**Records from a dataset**
· · · · · · ·

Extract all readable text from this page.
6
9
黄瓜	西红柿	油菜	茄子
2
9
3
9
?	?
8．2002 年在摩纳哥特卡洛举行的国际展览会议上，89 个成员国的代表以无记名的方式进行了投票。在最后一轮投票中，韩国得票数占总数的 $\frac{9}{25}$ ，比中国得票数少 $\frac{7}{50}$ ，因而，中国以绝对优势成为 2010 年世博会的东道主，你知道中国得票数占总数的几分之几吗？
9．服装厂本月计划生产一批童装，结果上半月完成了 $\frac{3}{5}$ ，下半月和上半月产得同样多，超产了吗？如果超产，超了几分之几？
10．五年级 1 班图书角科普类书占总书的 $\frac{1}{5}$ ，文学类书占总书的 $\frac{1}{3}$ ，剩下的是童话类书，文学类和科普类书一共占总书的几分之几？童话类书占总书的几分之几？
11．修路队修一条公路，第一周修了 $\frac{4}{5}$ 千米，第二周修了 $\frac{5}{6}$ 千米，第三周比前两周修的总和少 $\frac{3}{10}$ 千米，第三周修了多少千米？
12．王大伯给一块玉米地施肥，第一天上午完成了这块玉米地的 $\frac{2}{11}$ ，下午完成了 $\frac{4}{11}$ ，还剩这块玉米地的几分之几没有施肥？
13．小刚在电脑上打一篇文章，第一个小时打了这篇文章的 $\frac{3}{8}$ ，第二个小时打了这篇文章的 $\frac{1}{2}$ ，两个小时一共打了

· · · · · · ·

**Task**
Write out the full set of records exactly as given.

**Solution for this exercise**
Extract all readable text from this page.
6
9
黄瓜	西红柿	油菜	茄子
2
9
3
9
?	?
8．2002 年在摩纳哥特卡洛举行的国际展览会议上，89 个成员国的代表以无记名的方式进行了投票。在最后一轮投票中，韩国得票数占总数的 $\frac{9}{25}$ ，比中国得票数少 $\frac{7}{50}$ ，因而，中国以绝对优势成为 2010 年世博会的东道主，你知道中国得票数占总数的几分之几吗？
9．服装厂本月计划生产一批童装，结果上半月完成了 $\frac{3}{5}$ ，下半月和上半月产得同样多，超产了吗？如果超产，超了几分之几？
10．五年级 1 班图书角科普类书占总书的 $\frac{1}{5}$ ，文学类书占总书的 $\frac{1}{3}$ ，剩下的是童话类书，文学类和科普类书一共占总书的几分之几？童话类书占总书的几分之几？
11．修路队修一条公路，第一周修了 $\frac{4}{5}$ 千米，第二周修了 $\frac{5}{6}$ 千米，第三周比前两周修的总和少 $\frac{3}{10}$ 千米，第三周修了多少千米？
12．王大伯给一块玉米地施肥，第一天上午完成了这块玉米地的 $\frac{2}{11}$ ，下午完成了 $\frac{4}{11}$ ，还剩这块玉米地的几分之几没有施肥？
13．小刚在电脑上打一篇文章，第一个小时打了这篇文章的 $\frac{3}{8}$ ，第二个小时打了这篇文章的 $\frac{1}{2}$ ，两个小时一共打了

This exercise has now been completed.